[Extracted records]

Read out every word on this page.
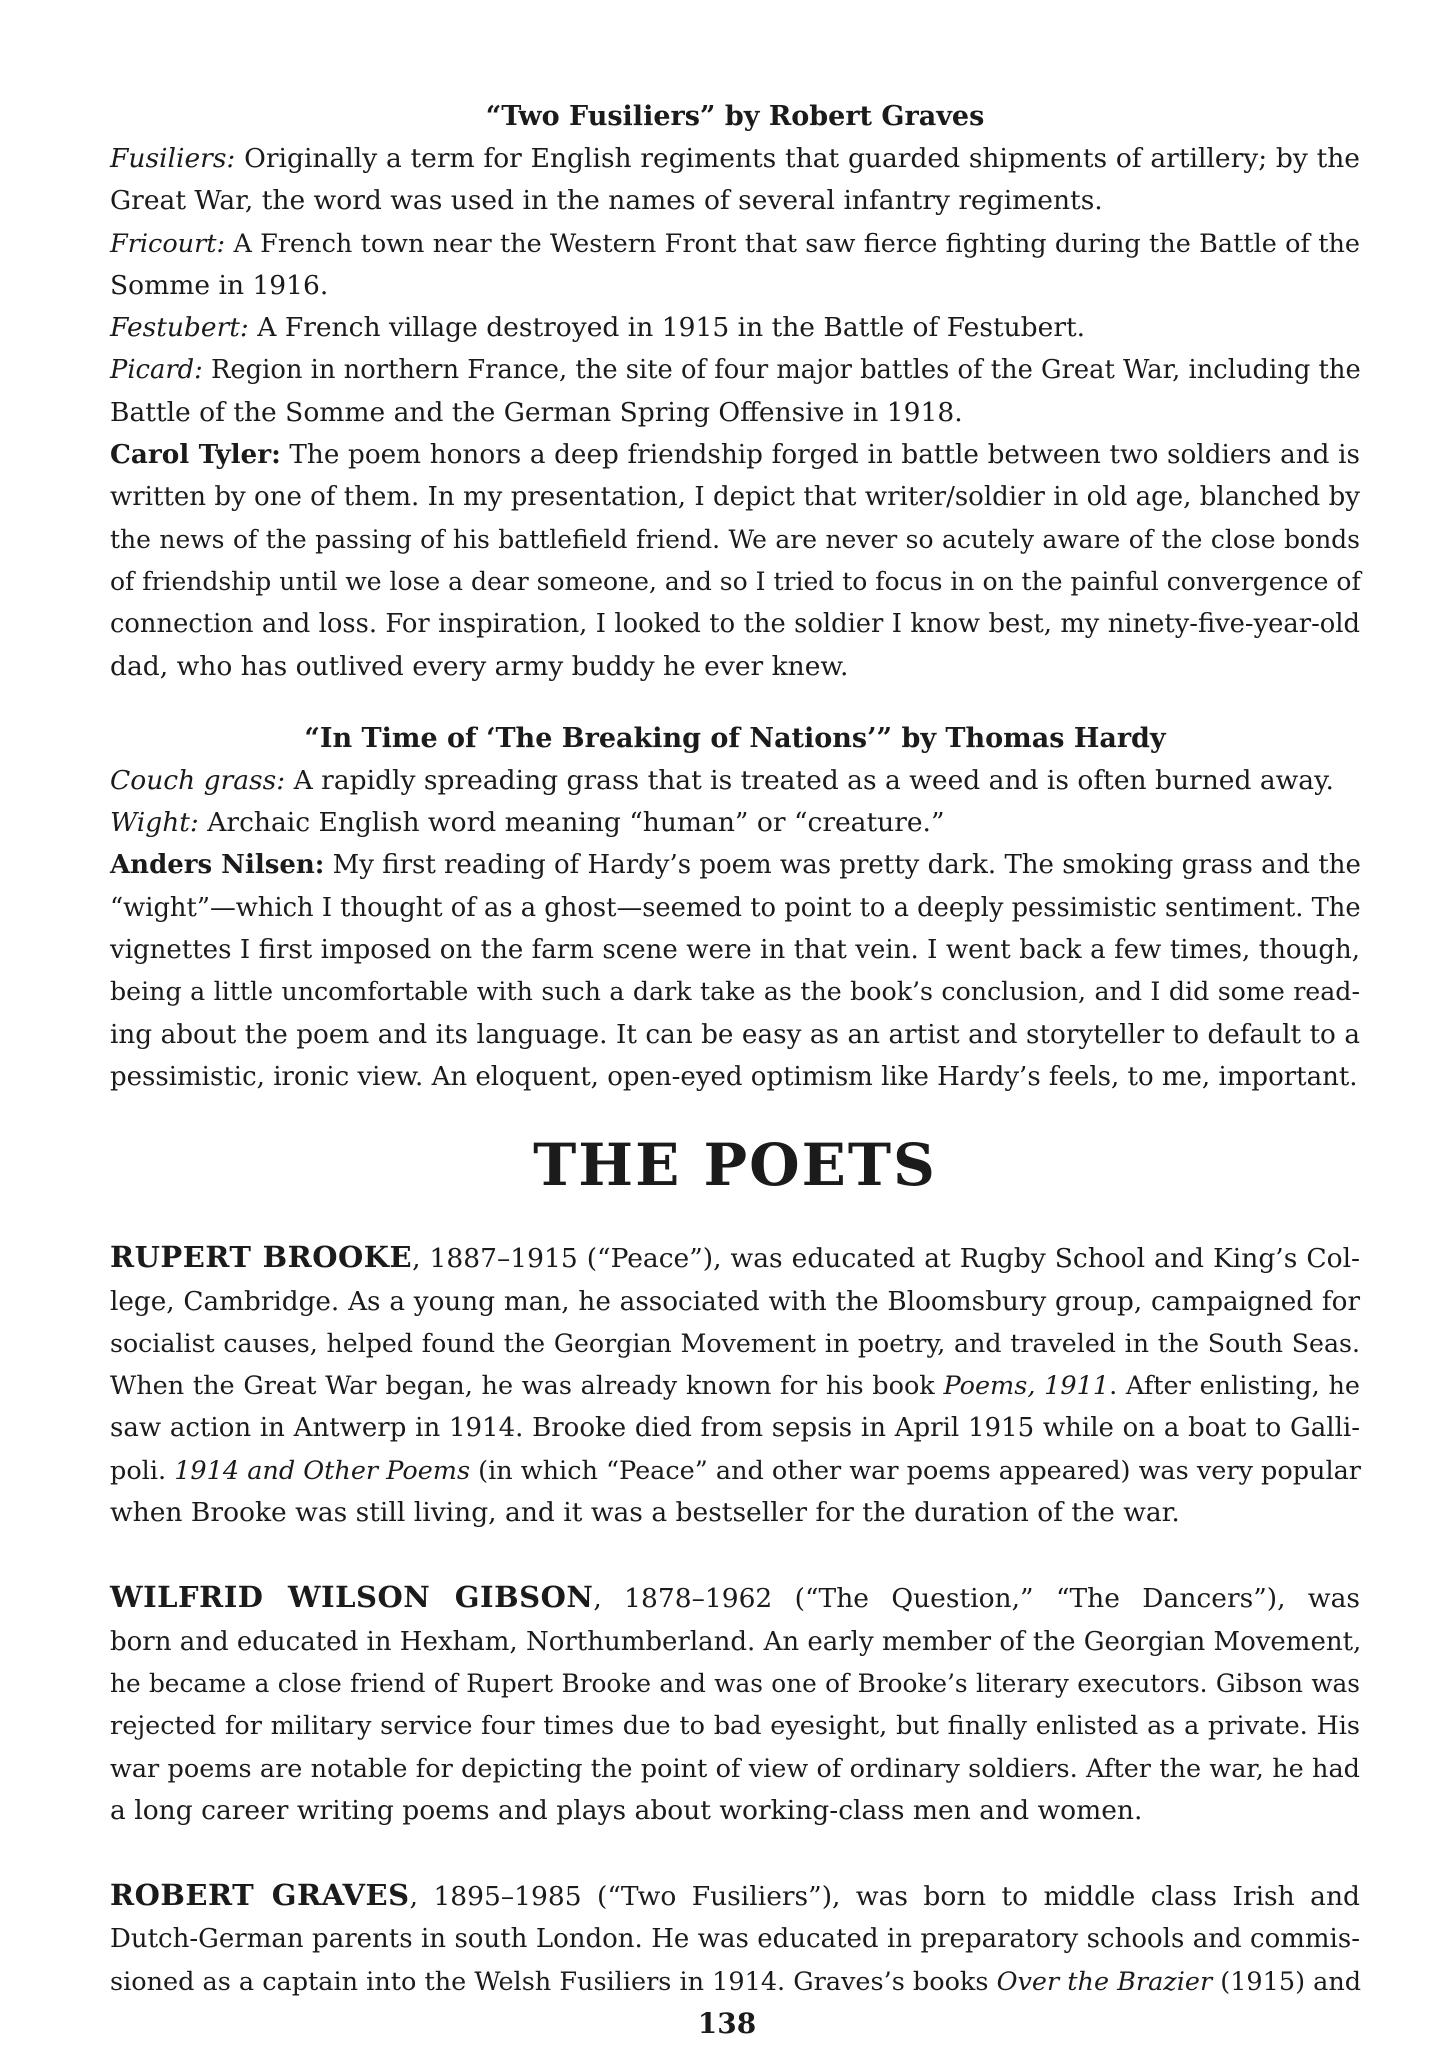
“Two Fusiliers” by Robert Graves
Fusiliers: Originally a term for English regiments that guarded shipments of artillery; by the
Great War, the word was used in the names of several infantry regiments.
Fricourt: A French town near the Western Front that saw fierce fighting during the Battle of the
Somme in 1916.
Festubert: A French village destroyed in 1915 in the Battle of Festubert.
Picard: Region in northern France, the site of four major battles of the Great War, including the
Battle of the Somme and the German Spring Offensive in 1918.
Carol Tyler: The poem honors a deep friendship forged in battle between two soldiers and is
written by one of them. In my presentation, I depict that writer/soldier in old age, blanched by
the news of the passing of his battlefield friend. We are never so acutely aware of the close bonds
of friendship until we lose a dear someone, and so I tried to focus in on the painful convergence of
connection and loss. For inspiration, I looked to the soldier I know best, my ninety-five-year-old
dad, who has outlived every army buddy he ever knew.
“In Time of ‘The Breaking of Nations’” by Thomas Hardy
Couch grass: A rapidly spreading grass that is treated as a weed and is often burned away.
Wight: Archaic English word meaning “human” or “creature.”
Anders Nilsen: My first reading of Hardy’s poem was pretty dark. The smoking grass and the
“wight”—which I thought of as a ghost—seemed to point to a deeply pessimistic sentiment. The
vignettes I first imposed on the farm scene were in that vein. I went back a few times, though,
being a little uncomfortable with such a dark take as the book’s conclusion, and I did some read-
ing about the poem and its language. It can be easy as an artist and storyteller to default to a
pessimistic, ironic view. An eloquent, open-eyed optimism like Hardy’s feels, to me, important.
THE POETS
RUPERT BROOKE, 1887–1915 (“Peace”), was educated at Rugby School and King’s Col-
lege, Cambridge. As a young man, he associated with the Bloomsbury group, campaigned for
socialist causes, helped found the Georgian Movement in poetry, and traveled in the South Seas.
When the Great War began, he was already known for his book Poems, 1911. After enlisting, he
saw action in Antwerp in 1914. Brooke died from sepsis in April 1915 while on a boat to Galli-
poli. 1914 and Other Poems (in which “Peace” and other war poems appeared) was very popular
when Brooke was still living, and it was a bestseller for the duration of the war.
WILFRID WILSON GIBSON, 1878–1962 (“The Question,” “The Dancers”), was
born and educated in Hexham, Northumberland. An early member of the Georgian Movement,
he became a close friend of Rupert Brooke and was one of Brooke’s literary executors. Gibson was
rejected for military service four times due to bad eyesight, but finally enlisted as a private. His
war poems are notable for depicting the point of view of ordinary soldiers. After the war, he had
a long career writing poems and plays about working-class men and women.
ROBERT GRAVES, 1895–1985 (“Two Fusiliers”), was born to middle class Irish and
Dutch-German parents in south London. He was educated in preparatory schools and commis-
sioned as a captain into the Welsh Fusiliers in 1914. Graves’s books Over the Brazier (1915) and
138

**Exercise instructions:**
Omit the pictures, and quote the material above exactly as given.

**Expected answer:**
Read out every word on this page.
“Two Fusiliers” by Robert Graves
Fusiliers: Originally a term for English regiments that guarded shipments of artillery; by the
Great War, the word was used in the names of several infantry regiments.
Fricourt: A French town near the Western Front that saw fierce fighting during the Battle of the
Somme in 1916.
Festubert: A French village destroyed in 1915 in the Battle of Festubert.
Picard: Region in northern France, the site of four major battles of the Great War, including the
Battle of the Somme and the German Spring Offensive in 1918.
Carol Tyler: The poem honors a deep friendship forged in battle between two soldiers and is
written by one of them. In my presentation, I depict that writer/soldier in old age, blanched by
the news of the passing of his battlefield friend. We are never so acutely aware of the close bonds
of friendship until we lose a dear someone, and so I tried to focus in on the painful convergence of
connection and loss. For inspiration, I looked to the soldier I know best, my ninety-five-year-old
dad, who has outlived every army buddy he ever knew.
“In Time of ‘The Breaking of Nations’” by Thomas Hardy
Couch grass: A rapidly spreading grass that is treated as a weed and is often burned away.
Wight: Archaic English word meaning “human” or “creature.”
Anders Nilsen: My first reading of Hardy’s poem was pretty dark. The smoking grass and the
“wight”—which I thought of as a ghost—seemed to point to a deeply pessimistic sentiment. The
vignettes I first imposed on the farm scene were in that vein. I went back a few times, though,
being a little uncomfortable with such a dark take as the book’s conclusion, and I did some read-
ing about the poem and its language. It can be easy as an artist and storyteller to default to a
pessimistic, ironic view. An eloquent, open-eyed optimism like Hardy’s feels, to me, important.
THE POETS
RUPERT BROOKE, 1887–1915 (“Peace”), was educated at Rugby School and King’s Col-
lege, Cambridge. As a young man, he associated with the Bloomsbury group, campaigned for
socialist causes, helped found the Georgian Movement in poetry, and traveled in the South Seas.
When the Great War began, he was already known for his book Poems, 1911. After enlisting, he
saw action in Antwerp in 1914. Brooke died from sepsis in April 1915 while on a boat to Galli-
poli. 1914 and Other Poems (in which “Peace” and other war poems appeared) was very popular
when Brooke was still living, and it was a bestseller for the duration of the war.
WILFRID WILSON GIBSON, 1878–1962 (“The Question,” “The Dancers”), was
born and educated in Hexham, Northumberland. An early member of the Georgian Movement,
he became a close friend of Rupert Brooke and was one of Brooke’s literary executors. Gibson was
rejected for military service four times due to bad eyesight, but finally enlisted as a private. His
war poems are notable for depicting the point of view of ordinary soldiers. After the war, he had
a long career writing poems and plays about working-class men and women.
ROBERT GRAVES, 1895–1985 (“Two Fusiliers”), was born to middle class Irish and
Dutch-German parents in south London. He was educated in preparatory schools and commis-
sioned as a captain into the Welsh Fusiliers in 1914. Graves’s books Over the Brazier (1915) and
138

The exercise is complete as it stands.